Skip the images. Copy the records exactly as written.
◆ ◆ ◆ ◆ ◆ ◆ ◆
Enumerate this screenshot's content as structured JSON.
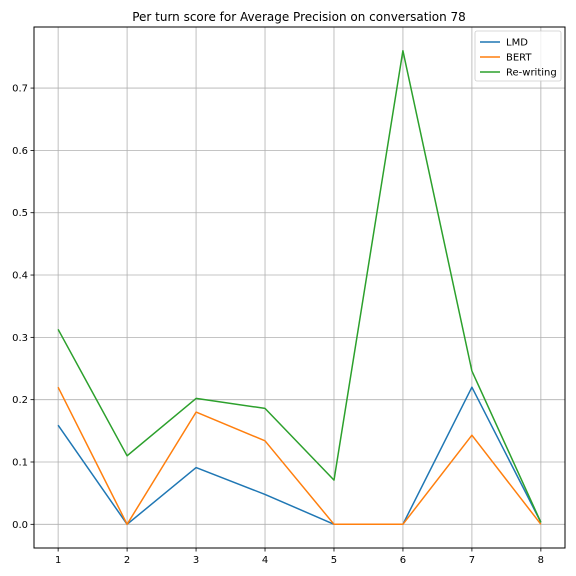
{
  "chart_data": {
    "type": "line",
    "title": "Per turn score for Average Precision on conversation 78",
    "xlabel": "",
    "ylabel": "",
    "x": [
      1,
      2,
      3,
      4,
      5,
      6,
      7,
      8
    ],
    "xlim": [
      0.65,
      8.35
    ],
    "ylim": [
      -0.038,
      0.798
    ],
    "xticks": [
      "1",
      "2",
      "3",
      "4",
      "5",
      "6",
      "7",
      "8"
    ],
    "yticks": [
      "0.0",
      "0.1",
      "0.2",
      "0.3",
      "0.4",
      "0.5",
      "0.6",
      "0.7"
    ],
    "grid": true,
    "legend_position": "top-right",
    "series": [
      {
        "name": "LMD",
        "color": "#1f77b4",
        "values": [
          0.159,
          0.0,
          0.091,
          0.048,
          0.0,
          0.0,
          0.22,
          0.003
        ]
      },
      {
        "name": "BERT",
        "color": "#ff7f0e",
        "values": [
          0.22,
          0.0,
          0.18,
          0.134,
          0.0,
          0.0,
          0.143,
          0.0
        ]
      },
      {
        "name": "Re-writing",
        "color": "#2ca02c",
        "values": [
          0.313,
          0.11,
          0.202,
          0.186,
          0.071,
          0.76,
          0.246,
          0.003
        ]
      }
    ]
  }
}
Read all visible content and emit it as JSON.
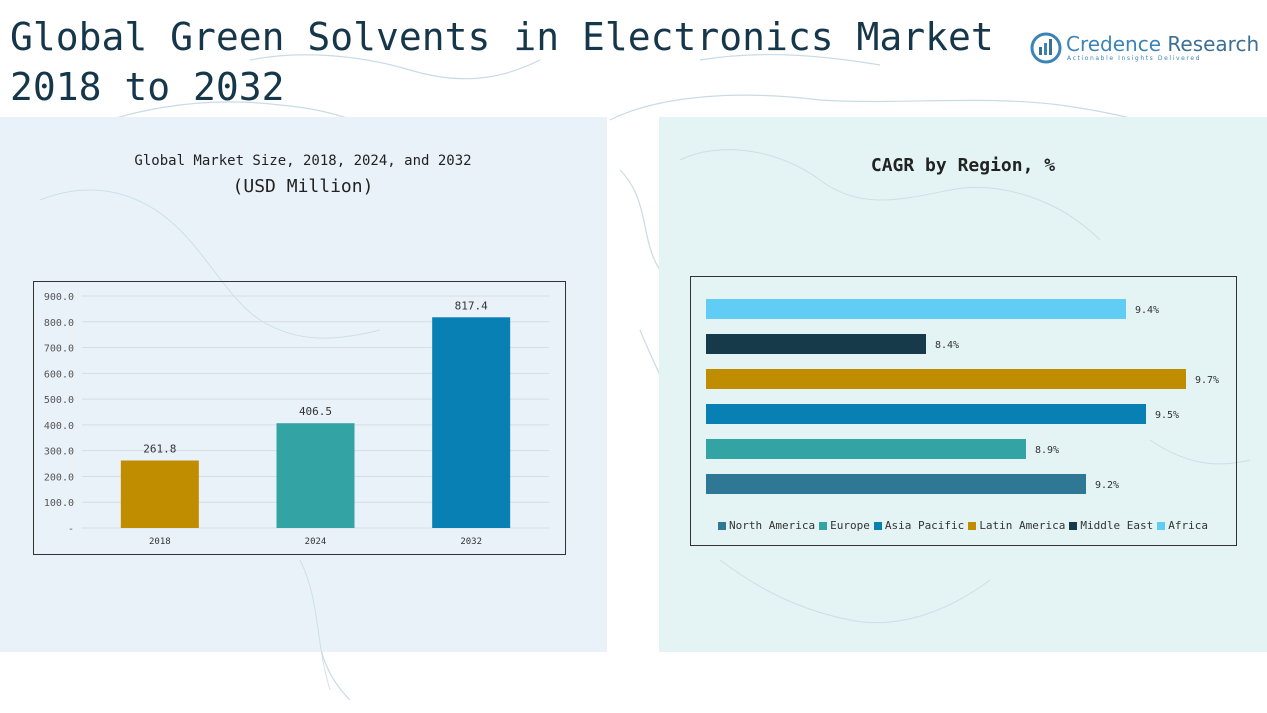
{
  "page": {
    "title": "Global Green Solvents in Electronics Market 2018 to 2032"
  },
  "logo": {
    "name_part1": "Credence",
    "name_part2": " Research",
    "tagline": "Actionable Insights Delivered"
  },
  "chart_data": [
    {
      "type": "bar",
      "title": "Global Market Size, 2018, 2024, and 2032",
      "subtitle": "(USD Million)",
      "categories": [
        "2018",
        "2024",
        "2032"
      ],
      "values": [
        261.8,
        406.5,
        817.4
      ],
      "data_labels": [
        "261.8",
        "406.5",
        "817.4"
      ],
      "colors": [
        "#c08c00",
        "#33a3a3",
        "#0880b4"
      ],
      "ylim": [
        0,
        900
      ],
      "yticks": [
        0,
        100,
        200,
        300,
        400,
        500,
        600,
        700,
        800,
        900
      ],
      "ytick_labels": [
        "-",
        "100.0",
        "200.0",
        "300.0",
        "400.0",
        "500.0",
        "600.0",
        "700.0",
        "800.0",
        "900.0"
      ],
      "grid": true
    },
    {
      "type": "bar",
      "orientation": "horizontal",
      "title": "CAGR by Region, %",
      "categories": [
        "North America",
        "Europe",
        "Asia Pacific",
        "Latin America",
        "Middle East",
        "Africa"
      ],
      "values": [
        9.2,
        8.9,
        9.5,
        9.7,
        8.4,
        9.4
      ],
      "data_labels": [
        "9.2%",
        "8.9%",
        "9.5%",
        "9.7%",
        "8.4%",
        "9.4%"
      ],
      "colors": [
        "#2e7896",
        "#33a3a3",
        "#0880b4",
        "#c08c00",
        "#173a4b",
        "#61cdf5"
      ],
      "xlim": [
        7.3,
        9.75
      ],
      "legend": "bottom",
      "grid": false
    }
  ]
}
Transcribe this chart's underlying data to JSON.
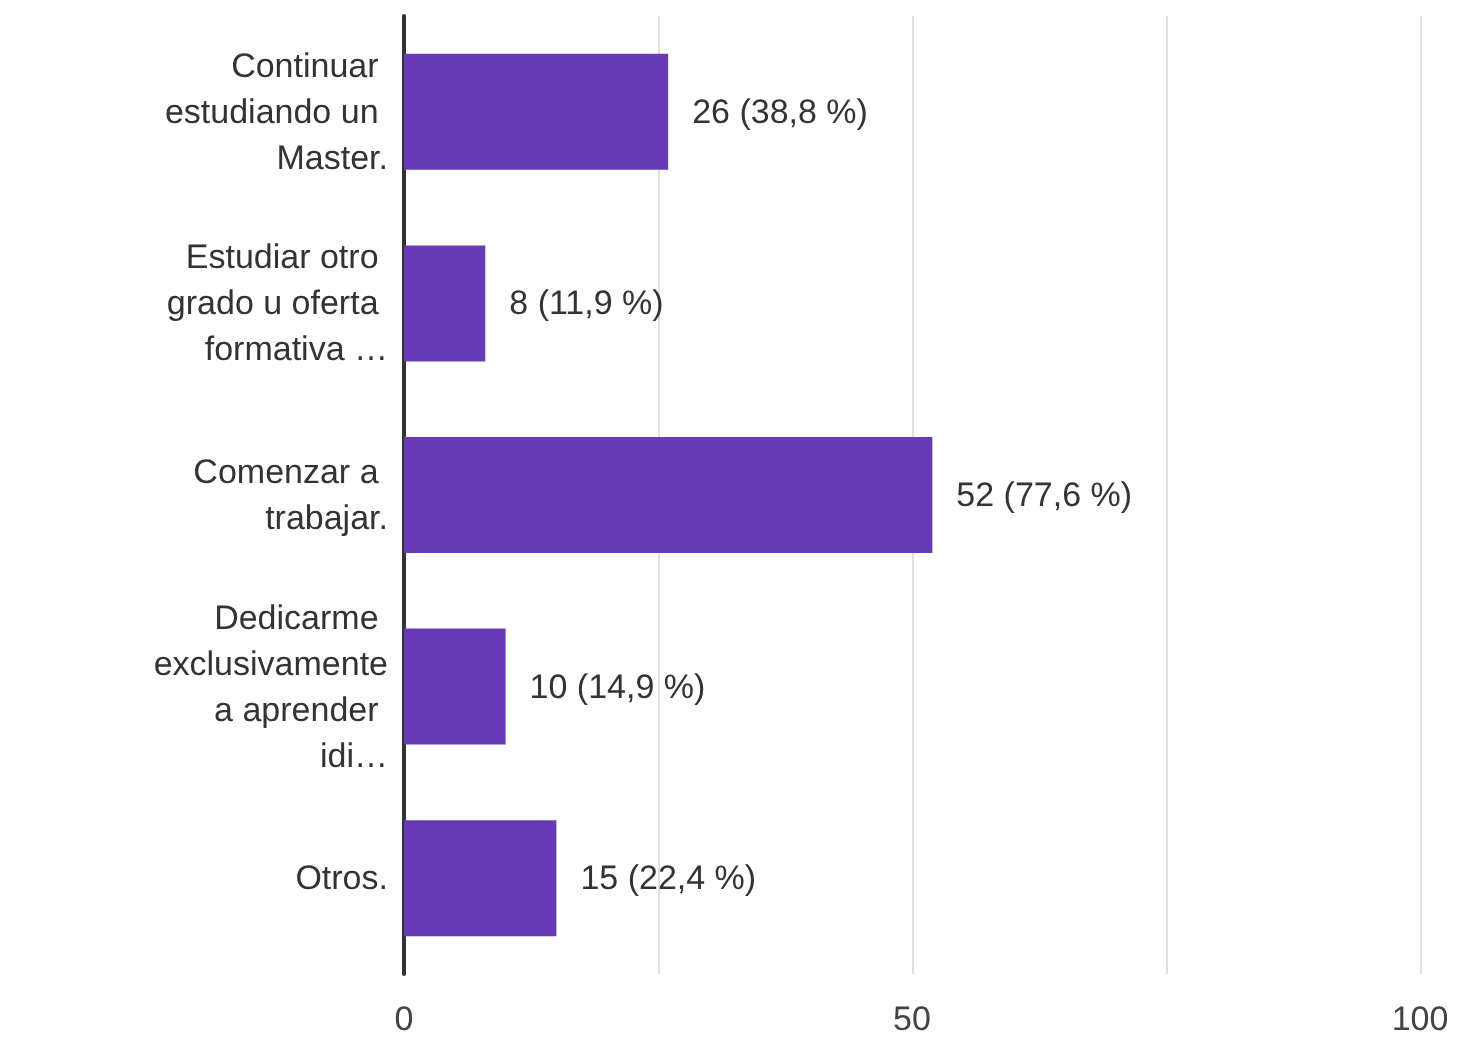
◆ ◆ ◆ ◆ ◆ ◆ ◆
PROBLEM SOLUTION:
Enumerate this screenshot's content as structured JSON.
{
  "chart_data": {
    "type": "line",
    "title": "Per turn score for Average Precision on conversation 78",
    "xlabel": "",
    "ylabel": "",
    "x": [
      1,
      2,
      3,
      4,
      5,
      6,
      7,
      8
    ],
    "xlim": [
      0.65,
      8.35
    ],
    "ylim": [
      -0.038,
      0.798
    ],
    "xticks": [
      "1",
      "2",
      "3",
      "4",
      "5",
      "6",
      "7",
      "8"
    ],
    "yticks": [
      "0.0",
      "0.1",
      "0.2",
      "0.3",
      "0.4",
      "0.5",
      "0.6",
      "0.7"
    ],
    "grid": true,
    "legend_position": "top-right",
    "series": [
      {
        "name": "LMD",
        "color": "#1f77b4",
        "values": [
          0.159,
          0.0,
          0.091,
          0.048,
          0.0,
          0.0,
          0.22,
          0.003
        ]
      },
      {
        "name": "BERT",
        "color": "#ff7f0e",
        "values": [
          0.22,
          0.0,
          0.18,
          0.134,
          0.0,
          0.0,
          0.143,
          0.0
        ]
      },
      {
        "name": "Re-writing",
        "color": "#2ca02c",
        "values": [
          0.313,
          0.11,
          0.202,
          0.186,
          0.071,
          0.76,
          0.246,
          0.003
        ]
      }
    ]
  }
}
Read all visible content and emit it as JSON.
{
  "page": {
    "title": "Global Green Solvents in Electronics Market 2018 to 2032"
  },
  "logo": {
    "name_part1": "Credence",
    "name_part2": " Research",
    "tagline": "Actionable Insights Delivered"
  },
  "chart_data": [
    {
      "type": "bar",
      "title": "Global Market Size, 2018, 2024, and 2032",
      "subtitle": "(USD Million)",
      "categories": [
        "2018",
        "2024",
        "2032"
      ],
      "values": [
        261.8,
        406.5,
        817.4
      ],
      "data_labels": [
        "261.8",
        "406.5",
        "817.4"
      ],
      "colors": [
        "#c08c00",
        "#33a3a3",
        "#0880b4"
      ],
      "ylim": [
        0,
        900
      ],
      "yticks": [
        0,
        100,
        200,
        300,
        400,
        500,
        600,
        700,
        800,
        900
      ],
      "ytick_labels": [
        "-",
        "100.0",
        "200.0",
        "300.0",
        "400.0",
        "500.0",
        "600.0",
        "700.0",
        "800.0",
        "900.0"
      ],
      "grid": true
    },
    {
      "type": "bar",
      "orientation": "horizontal",
      "title": "CAGR by Region, %",
      "categories": [
        "North America",
        "Europe",
        "Asia Pacific",
        "Latin America",
        "Middle East",
        "Africa"
      ],
      "values": [
        9.2,
        8.9,
        9.5,
        9.7,
        8.4,
        9.4
      ],
      "data_labels": [
        "9.2%",
        "8.9%",
        "9.5%",
        "9.7%",
        "8.4%",
        "9.4%"
      ],
      "colors": [
        "#2e7896",
        "#33a3a3",
        "#0880b4",
        "#c08c00",
        "#173a4b",
        "#61cdf5"
      ],
      "xlim": [
        7.3,
        9.75
      ],
      "legend": "bottom",
      "grid": false
    }
  ]
}
Transcribe this chart's underlying data to JSON.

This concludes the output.